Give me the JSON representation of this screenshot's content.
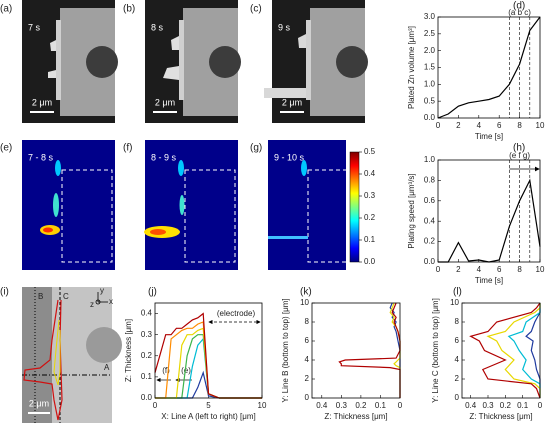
{
  "images": [
    {
      "label": "(a)",
      "time": "7 s",
      "scale_bar": "2 μm"
    },
    {
      "label": "(b)",
      "time": "8 s",
      "scale_bar": "2 μm"
    },
    {
      "label": "(c)",
      "time": "9 s",
      "scale_bar": "2 μm"
    },
    {
      "label": "(e)",
      "time": "7 - 8 s"
    },
    {
      "label": "(f)",
      "time": "8 - 9 s"
    },
    {
      "label": "(g)",
      "time": "9 - 10 s"
    },
    {
      "label": "(i)",
      "scale_bar": "2 μm",
      "lines": [
        "B",
        "C",
        "A"
      ],
      "axes": [
        "y",
        "z",
        "x"
      ]
    }
  ],
  "colorbar": {
    "ylim": [
      0,
      0.5
    ],
    "yticks": [
      {
        "value": 0,
        "label": "0.0"
      },
      0.1,
      0.2,
      0.3,
      0.4,
      0.5
    ]
  },
  "chart_data": [
    {
      "type": "line",
      "label": "(d)",
      "xlabel": "Time [s]",
      "ylabel": "Plated Zn volume [μm³]",
      "x": [
        0,
        1,
        2,
        3,
        4,
        5,
        6,
        7,
        8,
        9,
        10
      ],
      "series": [
        {
          "color": "#000000",
          "values": [
            0,
            0.12,
            0.35,
            0.45,
            0.5,
            0.55,
            0.65,
            1.0,
            1.6,
            2.6,
            3.0
          ]
        }
      ],
      "xlim": [
        0,
        10
      ],
      "ylim": [
        0,
        3
      ],
      "xticks": [
        0,
        2,
        4,
        6,
        8,
        10
      ],
      "yticks": [
        {
          "value": 0,
          "label": "0.0"
        },
        0.5,
        {
          "value": 1,
          "label": "1.0"
        },
        1.5,
        {
          "value": 2,
          "label": "2.0"
        },
        2.5,
        {
          "value": 3,
          "label": "3.0"
        }
      ],
      "vlines": [
        7,
        8,
        9
      ],
      "vline_label": "(a b c)"
    },
    {
      "type": "line",
      "label": "(h)",
      "xlabel": "Time [s]",
      "ylabel": "Plating speed [μm³/s]",
      "x": [
        0,
        1,
        2,
        3,
        4,
        5,
        6,
        7,
        8,
        9,
        10
      ],
      "series": [
        {
          "color": "#000000",
          "values": [
            0,
            0,
            0.19,
            0.01,
            0.02,
            0,
            0.02,
            0.35,
            0.6,
            0.8,
            0.15
          ]
        }
      ],
      "xlim": [
        0,
        10
      ],
      "ylim": [
        0,
        1
      ],
      "xticks": [
        0,
        2,
        4,
        6,
        8,
        10
      ],
      "yticks": [
        {
          "value": 0,
          "label": "0.0"
        },
        0.2,
        0.4,
        0.6,
        0.8,
        {
          "value": 1,
          "label": "1.0"
        }
      ],
      "vlines": [
        7,
        8,
        9
      ],
      "vline_label": "(e f g)",
      "arrow": true
    },
    {
      "type": "line",
      "label": "(j)",
      "xlabel": "X: Line A (left to right) [μm]",
      "ylabel": "Z: Thickness [μm]",
      "x": [
        0,
        1,
        1.5,
        2,
        2.5,
        3,
        3.5,
        4,
        4.5,
        5,
        6,
        8,
        10
      ],
      "series": [
        {
          "color": "#1f3a9f",
          "values": [
            0,
            0,
            0,
            0,
            0,
            0,
            0,
            0.05,
            0.12,
            0.01,
            0,
            0,
            0
          ]
        },
        {
          "color": "#00bcd4",
          "values": [
            0,
            0,
            0,
            0,
            0,
            0,
            0.15,
            0.25,
            0.28,
            0.02,
            0,
            0,
            0
          ]
        },
        {
          "color": "#3cb44b",
          "values": [
            0,
            0,
            0,
            0,
            0,
            0.2,
            0.28,
            0.3,
            0.3,
            0.02,
            0,
            0,
            0
          ]
        },
        {
          "color": "#e8d800",
          "values": [
            0,
            0,
            0,
            0,
            0.25,
            0.3,
            0.3,
            0.32,
            0.33,
            0.02,
            0,
            0,
            0
          ]
        },
        {
          "color": "#ff8c00",
          "values": [
            0,
            0,
            0.28,
            0.3,
            0.32,
            0.33,
            0.33,
            0.35,
            0.36,
            0.02,
            0,
            0,
            0
          ]
        },
        {
          "color": "#b00000",
          "values": [
            0.12,
            0.3,
            0.3,
            0.33,
            0.33,
            0.35,
            0.37,
            0.38,
            0.4,
            0.02,
            0,
            0,
            0
          ]
        }
      ],
      "xlim": [
        0,
        10
      ],
      "ylim": [
        0,
        0.45
      ],
      "xticks": [
        0,
        5,
        10
      ],
      "yticks": [
        {
          "value": 0,
          "label": "0.0"
        },
        0.1,
        0.2,
        0.3,
        0.4
      ],
      "annotations": [
        "(electrode)",
        "(f)",
        "(e)"
      ]
    },
    {
      "type": "line",
      "label": "(k)",
      "xlabel": "Z: Thickness [μm]",
      "ylabel": "Y: Line B (bottom to top) [μm]",
      "y": [
        0,
        1,
        2,
        3,
        3.2,
        3.4,
        3.6,
        3.8,
        4,
        4.2,
        5,
        6,
        7,
        7.5,
        8,
        8.5,
        9,
        9.5,
        10
      ],
      "series": [
        {
          "color": "#1f3a9f",
          "values": [
            0,
            0,
            0,
            0,
            0,
            0,
            0,
            0,
            0,
            0,
            0,
            0.01,
            0.02,
            0.03,
            0.02,
            0.04,
            0.03,
            0.05,
            0.04
          ]
        },
        {
          "color": "#e8d800",
          "values": [
            0,
            0,
            0,
            0,
            0,
            0.02,
            0.03,
            0.02,
            0.01,
            0,
            0,
            0,
            0.01,
            0.02,
            0.04,
            0.03,
            0.05,
            0.04,
            0.03
          ]
        },
        {
          "color": "#b00000",
          "values": [
            0,
            0,
            0,
            0,
            0.05,
            0.3,
            0.3,
            0.31,
            0.28,
            0.02,
            0,
            0,
            0.01,
            0.02,
            0.03,
            0.02,
            0.04,
            0.03,
            0.02
          ]
        }
      ],
      "xlim": [
        0.45,
        0
      ],
      "ylim": [
        0,
        10
      ],
      "xticks": [
        0.4,
        0.3,
        0.2,
        0.1,
        0
      ],
      "yticks": [
        0,
        2,
        4,
        6,
        8,
        10
      ]
    },
    {
      "type": "line",
      "label": "(l)",
      "xlabel": "Z: Thickness [μm]",
      "ylabel": "Y: Line C (bottom to top) [μm]",
      "y": [
        0,
        1,
        1.5,
        2,
        3,
        4,
        5,
        6,
        6.5,
        7,
        8,
        9,
        9.5,
        10
      ],
      "series": [
        {
          "color": "#1f3a9f",
          "values": [
            0,
            0,
            0,
            0,
            0.02,
            0.03,
            0.05,
            0.04,
            0.08,
            0.05,
            0.03,
            0,
            0,
            0
          ]
        },
        {
          "color": "#00bcd4",
          "values": [
            0,
            0,
            0,
            0.05,
            0.1,
            0.08,
            0.12,
            0.15,
            0.18,
            0.1,
            0.08,
            0,
            0,
            0
          ]
        },
        {
          "color": "#e8d800",
          "values": [
            0,
            0,
            0.03,
            0.15,
            0.2,
            0.15,
            0.22,
            0.25,
            0.3,
            0.2,
            0.15,
            0.03,
            0,
            0
          ]
        },
        {
          "color": "#b00000",
          "values": [
            0,
            0.02,
            0.05,
            0.3,
            0.33,
            0.2,
            0.32,
            0.35,
            0.4,
            0.3,
            0.25,
            0.05,
            0.02,
            0
          ]
        }
      ],
      "xlim": [
        0.45,
        0
      ],
      "ylim": [
        0,
        10
      ],
      "xticks": [
        0.4,
        0.3,
        0.2,
        0.1,
        0
      ],
      "yticks": [
        0,
        2,
        4,
        6,
        8,
        10
      ]
    }
  ]
}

——

Keep only the lines that hold the string "bottom", and copy them out.

      "ylabel": "Y: Line B (bottom to top) [μm]",
      "ylabel": "Y: Line C (bottom to top) [μm]",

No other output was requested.